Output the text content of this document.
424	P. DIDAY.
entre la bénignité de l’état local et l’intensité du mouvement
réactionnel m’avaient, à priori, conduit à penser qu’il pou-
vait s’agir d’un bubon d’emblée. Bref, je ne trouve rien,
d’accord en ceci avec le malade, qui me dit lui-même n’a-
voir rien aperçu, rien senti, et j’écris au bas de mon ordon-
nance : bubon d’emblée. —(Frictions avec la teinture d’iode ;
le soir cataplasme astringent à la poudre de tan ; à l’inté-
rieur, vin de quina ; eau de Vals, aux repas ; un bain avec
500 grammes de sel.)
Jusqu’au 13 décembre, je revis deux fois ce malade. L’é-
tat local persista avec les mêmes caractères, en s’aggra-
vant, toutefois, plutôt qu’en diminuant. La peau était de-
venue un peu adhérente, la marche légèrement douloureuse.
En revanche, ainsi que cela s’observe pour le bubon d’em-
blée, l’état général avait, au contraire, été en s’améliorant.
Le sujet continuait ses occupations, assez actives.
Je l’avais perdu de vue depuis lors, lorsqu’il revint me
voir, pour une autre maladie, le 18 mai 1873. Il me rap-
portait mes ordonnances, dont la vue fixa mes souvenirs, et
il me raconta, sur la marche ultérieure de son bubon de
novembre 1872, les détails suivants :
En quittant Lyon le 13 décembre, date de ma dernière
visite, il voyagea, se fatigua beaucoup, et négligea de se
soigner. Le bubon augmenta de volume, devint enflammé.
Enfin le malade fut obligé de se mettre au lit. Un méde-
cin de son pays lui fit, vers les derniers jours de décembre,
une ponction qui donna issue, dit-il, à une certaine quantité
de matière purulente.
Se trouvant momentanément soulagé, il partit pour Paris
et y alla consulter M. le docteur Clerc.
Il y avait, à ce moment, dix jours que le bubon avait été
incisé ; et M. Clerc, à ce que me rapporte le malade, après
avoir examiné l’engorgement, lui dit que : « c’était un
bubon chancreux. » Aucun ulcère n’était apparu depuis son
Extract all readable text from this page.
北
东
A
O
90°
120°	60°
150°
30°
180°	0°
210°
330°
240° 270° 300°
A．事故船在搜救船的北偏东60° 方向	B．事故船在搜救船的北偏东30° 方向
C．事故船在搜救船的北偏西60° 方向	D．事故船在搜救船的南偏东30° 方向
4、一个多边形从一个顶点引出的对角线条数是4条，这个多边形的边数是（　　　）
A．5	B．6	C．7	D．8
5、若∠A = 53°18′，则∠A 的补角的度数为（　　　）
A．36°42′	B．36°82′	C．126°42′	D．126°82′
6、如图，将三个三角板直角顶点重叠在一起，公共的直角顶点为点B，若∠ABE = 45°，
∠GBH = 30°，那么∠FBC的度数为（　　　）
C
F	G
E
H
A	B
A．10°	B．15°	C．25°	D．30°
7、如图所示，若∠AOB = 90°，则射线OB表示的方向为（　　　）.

**Task directions**: Every entry must be retyped in full, exactly as given.

**Response to the exercise**:
Output the text content of this document.
424	P. DIDAY.
entre la bénignité de l’état local et l’intensité du mouvement
réactionnel m’avaient, à priori, conduit à penser qu’il pou-
vait s’agir d’un bubon d’emblée. Bref, je ne trouve rien,
d’accord en ceci avec le malade, qui me dit lui-même n’a-
voir rien aperçu, rien senti, et j’écris au bas de mon ordon-
nance : bubon d’emblée. —(Frictions avec la teinture d’iode ;
le soir cataplasme astringent à la poudre de tan ; à l’inté-
rieur, vin de quina ; eau de Vals, aux repas ; un bain avec
500 grammes de sel.)
Jusqu’au 13 décembre, je revis deux fois ce malade. L’é-
tat local persista avec les mêmes caractères, en s’aggra-
vant, toutefois, plutôt qu’en diminuant. La peau était de-
venue un peu adhérente, la marche légèrement douloureuse.
En revanche, ainsi que cela s’observe pour le bubon d’em-
blée, l’état général avait, au contraire, été en s’améliorant.
Le sujet continuait ses occupations, assez actives.
Je l’avais perdu de vue depuis lors, lorsqu’il revint me
voir, pour une autre maladie, le 18 mai 1873. Il me rap-
portait mes ordonnances, dont la vue fixa mes souvenirs, et
il me raconta, sur la marche ultérieure de son bubon de
novembre 1872, les détails suivants :
En quittant Lyon le 13 décembre, date de ma dernière
visite, il voyagea, se fatigua beaucoup, et négligea de se
soigner. Le bubon augmenta de volume, devint enflammé.
Enfin le malade fut obligé de se mettre au lit. Un méde-
cin de son pays lui fit, vers les derniers jours de décembre,
une ponction qui donna issue, dit-il, à une certaine quantité
de matière purulente.
Se trouvant momentanément soulagé, il partit pour Paris
et y alla consulter M. le docteur Clerc.
Il y avait, à ce moment, dix jours que le bubon avait été
incisé ; et M. Clerc, à ce que me rapporte le malade, après
avoir examiné l’engorgement, lui dit que : « c’était un
bubon chancreux. » Aucun ulcère n’était apparu depuis son
Extract all readable text from this page.
北
东
A
O
90°
120°	60°
150°
30°
180°	0°
210°
330°
240° 270° 300°
A．事故船在搜救船的北偏东60° 方向	B．事故船在搜救船的北偏东30° 方向
C．事故船在搜救船的北偏西60° 方向	D．事故船在搜救船的南偏东30° 方向
4、一个多边形从一个顶点引出的对角线条数是4条，这个多边形的边数是（　　　）
A．5	B．6	C．7	D．8
5、若∠A = 53°18′，则∠A 的补角的度数为（　　　）
A．36°42′	B．36°82′	C．126°42′	D．126°82′
6、如图，将三个三角板直角顶点重叠在一起，公共的直角顶点为点B，若∠ABE = 45°，
∠GBH = 30°，那么∠FBC的度数为（　　　）
C
F	G
E
H
A	B
A．10°	B．15°	C．25°	D．30°
7、如图所示，若∠AOB = 90°，则射线OB表示的方向为（　　　）.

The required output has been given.